:: WHAT YOU NEED TO DO ::
Each entry in the material below should be copied without any alteration.

PROVIDED RECORDS Start Marker

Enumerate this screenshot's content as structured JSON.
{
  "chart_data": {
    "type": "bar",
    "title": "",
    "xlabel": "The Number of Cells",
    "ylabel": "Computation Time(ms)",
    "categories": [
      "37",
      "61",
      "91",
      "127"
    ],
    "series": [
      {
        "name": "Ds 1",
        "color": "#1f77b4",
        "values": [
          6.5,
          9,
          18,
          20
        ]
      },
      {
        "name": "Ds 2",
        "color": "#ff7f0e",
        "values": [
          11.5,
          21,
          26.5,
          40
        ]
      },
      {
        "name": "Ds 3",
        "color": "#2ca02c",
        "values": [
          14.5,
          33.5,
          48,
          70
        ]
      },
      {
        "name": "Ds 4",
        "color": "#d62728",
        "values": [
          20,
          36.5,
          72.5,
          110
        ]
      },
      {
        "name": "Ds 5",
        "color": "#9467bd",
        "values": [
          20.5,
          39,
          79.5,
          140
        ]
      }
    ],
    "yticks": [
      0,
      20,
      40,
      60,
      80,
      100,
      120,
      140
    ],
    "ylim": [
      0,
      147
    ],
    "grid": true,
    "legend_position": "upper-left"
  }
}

PROVIDED RECORDS End Marker

:: SOLUTION TO THE EXERCISE ::
Enumerate this screenshot's content as structured JSON.
{
  "chart_data": {
    "type": "bar",
    "title": "",
    "xlabel": "The Number of Cells",
    "ylabel": "Computation Time(ms)",
    "categories": [
      "37",
      "61",
      "91",
      "127"
    ],
    "series": [
      {
        "name": "Ds 1",
        "color": "#1f77b4",
        "values": [
          6.5,
          9,
          18,
          20
        ]
      },
      {
        "name": "Ds 2",
        "color": "#ff7f0e",
        "values": [
          11.5,
          21,
          26.5,
          40
        ]
      },
      {
        "name": "Ds 3",
        "color": "#2ca02c",
        "values": [
          14.5,
          33.5,
          48,
          70
        ]
      },
      {
        "name": "Ds 4",
        "color": "#d62728",
        "values": [
          20,
          36.5,
          72.5,
          110
        ]
      },
      {
        "name": "Ds 5",
        "color": "#9467bd",
        "values": [
          20.5,
          39,
          79.5,
          140
        ]
      }
    ],
    "yticks": [
      0,
      20,
      40,
      60,
      80,
      100,
      120,
      140
    ],
    "ylim": [
      0,
      147
    ],
    "grid": true,
    "legend_position": "upper-left"
  }
}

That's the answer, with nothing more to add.